Items.
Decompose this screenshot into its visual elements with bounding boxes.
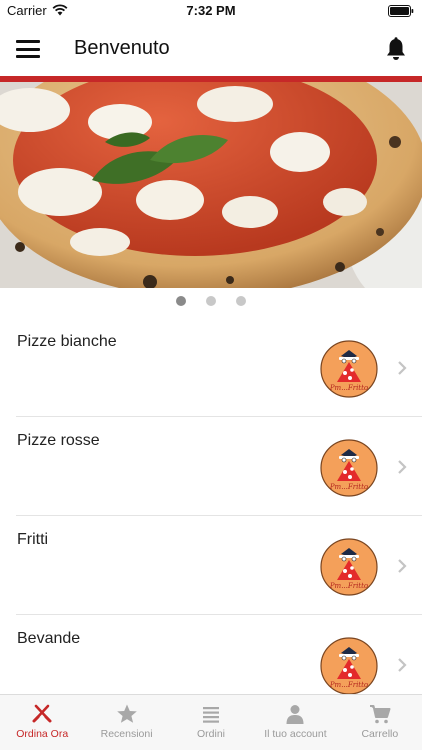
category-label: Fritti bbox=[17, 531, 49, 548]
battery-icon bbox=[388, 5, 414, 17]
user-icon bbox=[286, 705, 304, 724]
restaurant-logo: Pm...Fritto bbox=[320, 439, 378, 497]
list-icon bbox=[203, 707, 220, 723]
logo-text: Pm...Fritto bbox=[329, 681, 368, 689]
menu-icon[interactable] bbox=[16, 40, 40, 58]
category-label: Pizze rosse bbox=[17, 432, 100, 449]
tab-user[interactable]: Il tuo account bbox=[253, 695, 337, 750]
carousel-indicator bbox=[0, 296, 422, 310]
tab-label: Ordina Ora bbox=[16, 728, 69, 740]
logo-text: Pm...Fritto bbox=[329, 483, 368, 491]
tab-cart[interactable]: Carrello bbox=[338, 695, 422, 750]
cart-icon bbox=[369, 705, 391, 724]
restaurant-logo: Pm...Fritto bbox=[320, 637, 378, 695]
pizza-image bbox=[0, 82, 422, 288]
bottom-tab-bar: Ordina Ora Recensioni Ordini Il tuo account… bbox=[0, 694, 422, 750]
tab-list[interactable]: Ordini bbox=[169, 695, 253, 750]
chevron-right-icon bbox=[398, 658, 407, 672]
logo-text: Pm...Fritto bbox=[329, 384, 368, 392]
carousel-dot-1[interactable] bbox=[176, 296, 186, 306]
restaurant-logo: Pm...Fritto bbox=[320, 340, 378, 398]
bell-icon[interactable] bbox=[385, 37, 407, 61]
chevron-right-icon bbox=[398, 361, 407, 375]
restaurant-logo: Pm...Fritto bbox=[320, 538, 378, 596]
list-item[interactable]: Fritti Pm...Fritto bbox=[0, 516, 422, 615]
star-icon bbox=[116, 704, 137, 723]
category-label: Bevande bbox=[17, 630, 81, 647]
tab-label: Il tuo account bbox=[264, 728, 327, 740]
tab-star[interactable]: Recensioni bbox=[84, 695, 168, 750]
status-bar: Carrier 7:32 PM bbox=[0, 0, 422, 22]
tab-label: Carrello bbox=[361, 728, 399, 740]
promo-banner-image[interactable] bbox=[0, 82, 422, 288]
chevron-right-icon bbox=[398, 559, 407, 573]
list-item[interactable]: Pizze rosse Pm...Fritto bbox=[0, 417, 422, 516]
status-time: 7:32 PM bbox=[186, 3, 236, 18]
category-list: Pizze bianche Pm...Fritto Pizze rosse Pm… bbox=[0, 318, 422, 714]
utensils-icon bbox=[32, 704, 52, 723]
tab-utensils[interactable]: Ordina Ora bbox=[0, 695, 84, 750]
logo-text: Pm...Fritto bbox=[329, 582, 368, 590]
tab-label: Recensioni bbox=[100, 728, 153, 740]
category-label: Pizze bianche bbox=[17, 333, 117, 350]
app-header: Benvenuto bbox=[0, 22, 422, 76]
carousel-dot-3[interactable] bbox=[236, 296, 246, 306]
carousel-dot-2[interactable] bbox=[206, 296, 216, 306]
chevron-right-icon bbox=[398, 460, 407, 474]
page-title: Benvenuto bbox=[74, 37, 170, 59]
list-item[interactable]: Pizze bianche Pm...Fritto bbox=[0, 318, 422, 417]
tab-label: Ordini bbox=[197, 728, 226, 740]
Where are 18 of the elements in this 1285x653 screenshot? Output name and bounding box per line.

---

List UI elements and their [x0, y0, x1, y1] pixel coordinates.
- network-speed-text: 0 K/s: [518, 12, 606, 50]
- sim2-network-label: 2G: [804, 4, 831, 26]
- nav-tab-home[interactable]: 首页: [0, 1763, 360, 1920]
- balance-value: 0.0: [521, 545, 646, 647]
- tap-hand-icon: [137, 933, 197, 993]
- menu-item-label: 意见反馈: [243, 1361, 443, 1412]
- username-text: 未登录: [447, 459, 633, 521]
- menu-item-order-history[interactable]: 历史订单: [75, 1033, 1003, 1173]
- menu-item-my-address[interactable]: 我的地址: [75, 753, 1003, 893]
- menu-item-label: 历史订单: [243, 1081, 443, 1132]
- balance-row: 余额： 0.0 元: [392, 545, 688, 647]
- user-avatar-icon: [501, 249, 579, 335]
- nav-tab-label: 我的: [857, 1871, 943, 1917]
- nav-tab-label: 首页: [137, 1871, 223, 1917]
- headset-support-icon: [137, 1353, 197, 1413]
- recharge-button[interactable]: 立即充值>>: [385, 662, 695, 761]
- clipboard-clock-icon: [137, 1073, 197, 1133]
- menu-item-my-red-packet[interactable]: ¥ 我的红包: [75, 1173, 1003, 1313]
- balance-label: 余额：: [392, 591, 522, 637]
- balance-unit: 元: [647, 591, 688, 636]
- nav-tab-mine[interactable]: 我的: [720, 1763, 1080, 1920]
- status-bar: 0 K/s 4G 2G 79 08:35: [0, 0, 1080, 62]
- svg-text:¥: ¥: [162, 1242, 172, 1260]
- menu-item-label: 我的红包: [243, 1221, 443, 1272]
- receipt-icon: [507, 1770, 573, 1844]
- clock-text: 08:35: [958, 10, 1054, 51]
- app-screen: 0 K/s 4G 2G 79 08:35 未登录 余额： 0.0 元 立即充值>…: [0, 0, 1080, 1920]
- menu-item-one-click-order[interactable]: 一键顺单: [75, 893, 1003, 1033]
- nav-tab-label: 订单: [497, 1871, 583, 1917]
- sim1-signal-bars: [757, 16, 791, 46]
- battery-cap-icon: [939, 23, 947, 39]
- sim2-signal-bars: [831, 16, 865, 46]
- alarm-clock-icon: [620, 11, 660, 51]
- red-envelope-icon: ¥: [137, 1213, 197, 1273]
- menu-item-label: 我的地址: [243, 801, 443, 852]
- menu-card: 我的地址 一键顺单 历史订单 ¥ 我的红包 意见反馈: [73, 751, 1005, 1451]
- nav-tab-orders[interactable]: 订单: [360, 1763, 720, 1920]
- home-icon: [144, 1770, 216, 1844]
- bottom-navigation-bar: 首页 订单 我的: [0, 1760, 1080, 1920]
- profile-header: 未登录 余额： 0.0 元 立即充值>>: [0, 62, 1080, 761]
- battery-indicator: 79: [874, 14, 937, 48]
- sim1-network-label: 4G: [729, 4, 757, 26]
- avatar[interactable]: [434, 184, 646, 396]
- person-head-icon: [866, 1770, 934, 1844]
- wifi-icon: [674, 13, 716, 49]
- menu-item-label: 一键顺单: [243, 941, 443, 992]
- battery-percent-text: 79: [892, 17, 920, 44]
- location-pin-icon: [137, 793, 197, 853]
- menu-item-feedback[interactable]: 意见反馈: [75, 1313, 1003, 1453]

Exercise details. Please find every line in the data above that contains the string "category", and copy each of those lines.

Exercise solution.
category-label: Fritti bbox=[17, 531, 49, 548]
category-label: Pizze rosse bbox=[17, 432, 100, 449]
category-label: Bevande bbox=[17, 630, 81, 647]
category-list: Pizze bianche Pm...Fritto Pizze rosse Pm… bbox=[0, 318, 422, 714]
category-label: Pizze bianche bbox=[17, 333, 117, 350]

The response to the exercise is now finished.